_Material shown_
┄┄┄┄┄┄

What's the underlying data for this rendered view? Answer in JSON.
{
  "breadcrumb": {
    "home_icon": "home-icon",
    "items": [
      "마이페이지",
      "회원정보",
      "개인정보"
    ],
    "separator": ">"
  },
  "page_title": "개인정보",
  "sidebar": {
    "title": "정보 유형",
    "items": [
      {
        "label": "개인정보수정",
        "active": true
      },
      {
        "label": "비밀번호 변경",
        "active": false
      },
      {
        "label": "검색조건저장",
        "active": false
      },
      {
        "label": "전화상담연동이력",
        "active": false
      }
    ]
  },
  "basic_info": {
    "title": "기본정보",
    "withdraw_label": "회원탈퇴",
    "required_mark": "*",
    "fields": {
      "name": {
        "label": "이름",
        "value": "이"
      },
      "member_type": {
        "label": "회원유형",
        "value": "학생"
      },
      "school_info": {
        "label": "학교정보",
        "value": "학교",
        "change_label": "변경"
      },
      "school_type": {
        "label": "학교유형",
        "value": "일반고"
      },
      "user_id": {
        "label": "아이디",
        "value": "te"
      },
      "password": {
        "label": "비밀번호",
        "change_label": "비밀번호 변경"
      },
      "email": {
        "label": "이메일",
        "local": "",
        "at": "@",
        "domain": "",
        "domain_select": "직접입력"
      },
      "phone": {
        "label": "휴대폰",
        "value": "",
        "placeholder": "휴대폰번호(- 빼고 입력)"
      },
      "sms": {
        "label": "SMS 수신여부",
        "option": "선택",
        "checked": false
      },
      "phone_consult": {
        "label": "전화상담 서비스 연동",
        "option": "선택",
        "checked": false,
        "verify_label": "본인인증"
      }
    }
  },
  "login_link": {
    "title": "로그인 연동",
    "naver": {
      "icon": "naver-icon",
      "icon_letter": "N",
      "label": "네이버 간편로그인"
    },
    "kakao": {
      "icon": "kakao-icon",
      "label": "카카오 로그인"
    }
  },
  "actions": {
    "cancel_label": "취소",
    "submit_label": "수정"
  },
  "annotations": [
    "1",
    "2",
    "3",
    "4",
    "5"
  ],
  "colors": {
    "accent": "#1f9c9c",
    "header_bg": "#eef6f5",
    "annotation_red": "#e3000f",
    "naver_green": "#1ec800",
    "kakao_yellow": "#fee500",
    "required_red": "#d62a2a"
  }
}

┄┄┄┄┄┄

_Task goal_
Identify the lines of the data that contain the word "비밀번호". Copy each of them.

_Correct response_
        "label": "비밀번호 변경",
        "label": "비밀번호",
        "change_label": "비밀번호 변경"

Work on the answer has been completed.